:: Data section
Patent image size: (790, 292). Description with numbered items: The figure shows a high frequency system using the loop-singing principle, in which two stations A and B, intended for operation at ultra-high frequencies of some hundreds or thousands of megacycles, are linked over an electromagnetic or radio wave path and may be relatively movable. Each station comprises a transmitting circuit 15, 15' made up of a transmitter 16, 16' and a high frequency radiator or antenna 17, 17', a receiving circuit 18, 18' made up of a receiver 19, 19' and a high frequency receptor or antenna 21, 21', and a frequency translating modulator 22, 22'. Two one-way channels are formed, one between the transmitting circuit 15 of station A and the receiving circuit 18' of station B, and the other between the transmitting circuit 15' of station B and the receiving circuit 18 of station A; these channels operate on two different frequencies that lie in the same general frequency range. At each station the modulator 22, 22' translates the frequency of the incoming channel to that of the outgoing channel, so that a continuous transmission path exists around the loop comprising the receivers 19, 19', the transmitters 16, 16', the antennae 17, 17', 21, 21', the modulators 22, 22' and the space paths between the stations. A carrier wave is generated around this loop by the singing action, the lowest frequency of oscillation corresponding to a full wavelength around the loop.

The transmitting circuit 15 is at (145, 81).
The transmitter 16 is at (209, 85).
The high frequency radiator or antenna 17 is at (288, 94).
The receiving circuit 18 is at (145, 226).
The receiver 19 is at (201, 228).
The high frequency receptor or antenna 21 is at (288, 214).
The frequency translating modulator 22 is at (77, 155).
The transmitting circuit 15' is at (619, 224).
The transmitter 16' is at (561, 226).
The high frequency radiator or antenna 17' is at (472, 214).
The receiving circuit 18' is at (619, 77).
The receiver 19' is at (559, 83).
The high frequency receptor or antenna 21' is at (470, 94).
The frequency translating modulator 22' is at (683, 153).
::::
:: Data section
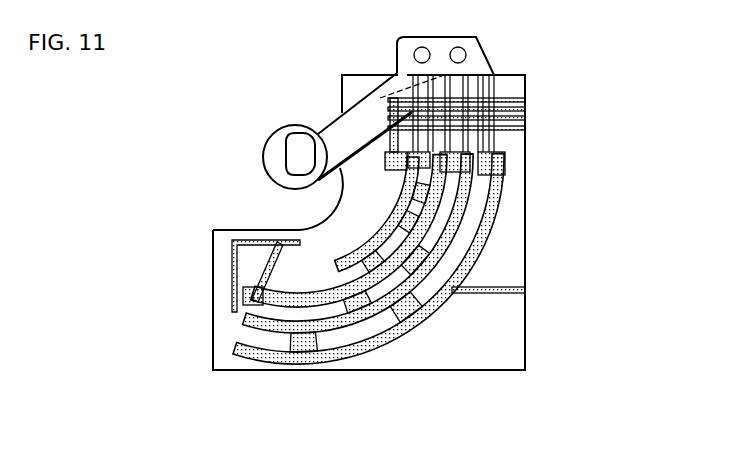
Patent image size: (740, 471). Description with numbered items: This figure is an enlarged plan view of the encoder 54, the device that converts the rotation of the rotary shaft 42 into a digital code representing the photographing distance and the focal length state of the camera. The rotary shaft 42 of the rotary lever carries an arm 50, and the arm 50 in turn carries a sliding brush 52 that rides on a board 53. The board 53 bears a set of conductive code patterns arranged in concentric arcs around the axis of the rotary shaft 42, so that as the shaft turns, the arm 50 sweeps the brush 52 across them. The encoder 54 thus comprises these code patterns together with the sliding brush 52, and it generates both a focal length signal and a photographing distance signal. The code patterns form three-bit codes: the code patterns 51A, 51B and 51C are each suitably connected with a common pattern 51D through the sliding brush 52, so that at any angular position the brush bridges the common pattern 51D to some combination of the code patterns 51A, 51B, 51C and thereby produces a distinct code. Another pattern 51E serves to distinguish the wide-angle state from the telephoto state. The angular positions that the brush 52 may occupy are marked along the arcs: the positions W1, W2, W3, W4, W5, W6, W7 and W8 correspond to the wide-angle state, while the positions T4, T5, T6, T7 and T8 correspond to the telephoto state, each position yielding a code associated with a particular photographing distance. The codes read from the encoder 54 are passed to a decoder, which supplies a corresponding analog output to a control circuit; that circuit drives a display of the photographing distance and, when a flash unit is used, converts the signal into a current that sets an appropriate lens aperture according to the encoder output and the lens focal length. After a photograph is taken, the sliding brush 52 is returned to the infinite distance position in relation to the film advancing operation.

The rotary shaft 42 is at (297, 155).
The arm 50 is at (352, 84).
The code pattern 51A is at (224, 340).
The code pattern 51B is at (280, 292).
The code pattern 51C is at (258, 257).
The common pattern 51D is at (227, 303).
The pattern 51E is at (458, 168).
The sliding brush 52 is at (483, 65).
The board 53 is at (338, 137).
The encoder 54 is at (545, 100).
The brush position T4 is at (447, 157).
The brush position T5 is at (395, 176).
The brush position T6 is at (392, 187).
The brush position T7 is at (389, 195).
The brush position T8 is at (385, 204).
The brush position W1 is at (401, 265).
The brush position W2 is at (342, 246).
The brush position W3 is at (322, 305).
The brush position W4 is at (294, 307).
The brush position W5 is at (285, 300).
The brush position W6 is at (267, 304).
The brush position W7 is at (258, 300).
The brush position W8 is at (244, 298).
::::
:: Data section
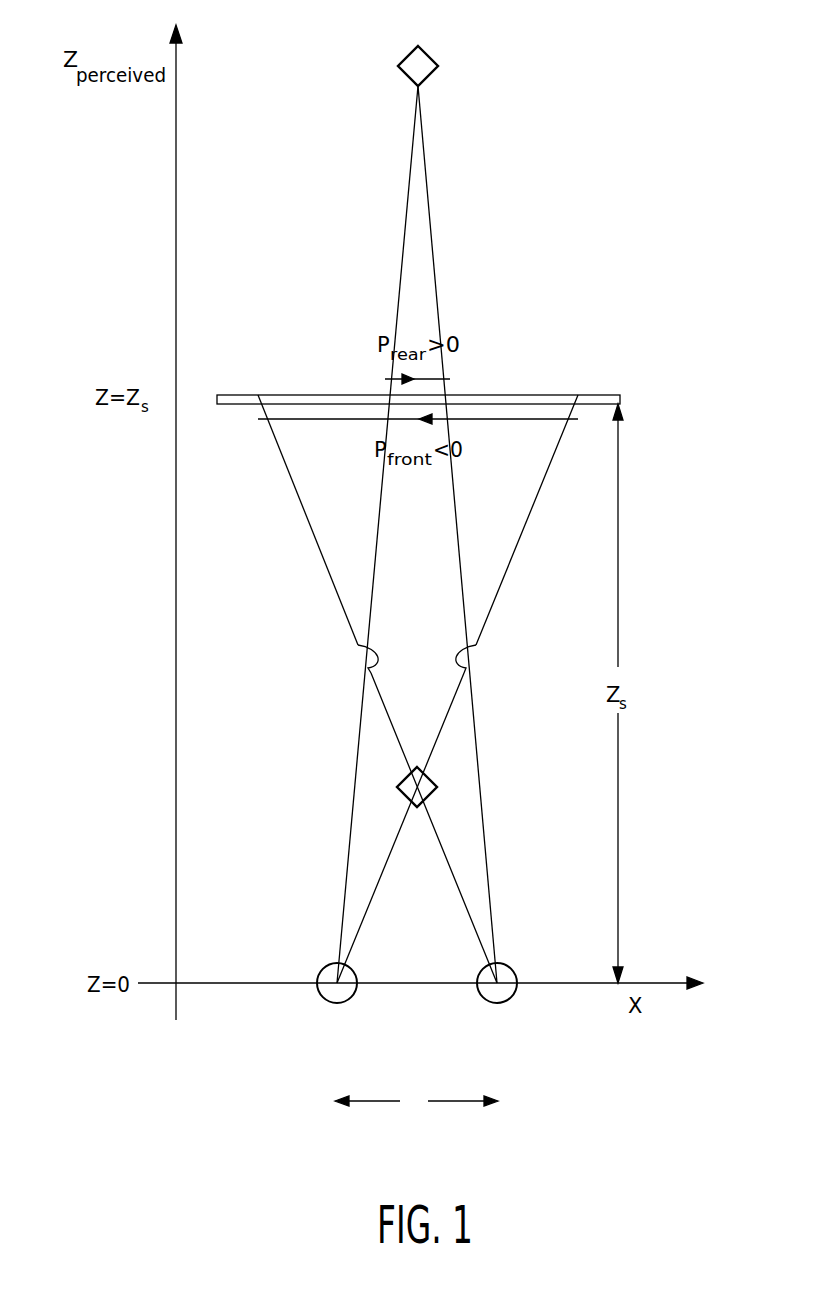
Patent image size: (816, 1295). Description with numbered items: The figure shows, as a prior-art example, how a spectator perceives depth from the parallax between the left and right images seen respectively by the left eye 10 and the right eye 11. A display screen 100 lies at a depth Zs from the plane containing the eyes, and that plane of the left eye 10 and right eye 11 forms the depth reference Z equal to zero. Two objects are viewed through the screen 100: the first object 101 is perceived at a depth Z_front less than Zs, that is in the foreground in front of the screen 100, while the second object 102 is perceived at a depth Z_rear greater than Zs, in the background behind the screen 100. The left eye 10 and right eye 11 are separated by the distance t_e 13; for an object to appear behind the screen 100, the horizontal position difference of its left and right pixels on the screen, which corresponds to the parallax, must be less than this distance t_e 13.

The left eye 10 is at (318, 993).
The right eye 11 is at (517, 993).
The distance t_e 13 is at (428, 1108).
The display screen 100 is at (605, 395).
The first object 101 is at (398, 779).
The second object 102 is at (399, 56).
::::
Can you render the lines above, from the line with "Patent image size: (816, 1295)." to the line with "The second object 102 is at (399, 56)." (both included), as a JSON list of strings, one string per line and blank lines omitted?

» Result of this task:
[
  "Patent image size: (816, 1295). Description with numbered items: The figure shows, as a prior-art example, how a spectator perceives depth from the parallax between the left and right images seen respectively by the left eye 10 and the right eye 11. A display screen 100 lies at a depth Zs from the plane containing the eyes, and that plane of the left eye 10 and right eye 11 forms the depth reference Z equal to zero. Two objects are viewed through the screen 100: the first object 101 is perceived at a depth Z_front less than Zs, that is in the foreground in front of the screen 100, while the second object 102 is perceived at a depth Z_rear greater than Zs, in the background behind the screen 100. The left eye 10 and right eye 11 are separated by the distance t_e 13; for an object to appear behind the screen 100, the horizontal position difference of its left and right pixels on the screen, which corresponds to the parallax, must be less than this distance t_e 13.",
  "The left eye 10 is at (318, 993).",
  "The right eye 11 is at (517, 993).",
  "The distance t_e 13 is at (428, 1108).",
  "The display screen 100 is at (605, 395).",
  "The first object 101 is at (398, 779).",
  "The second object 102 is at (399, 56)."
]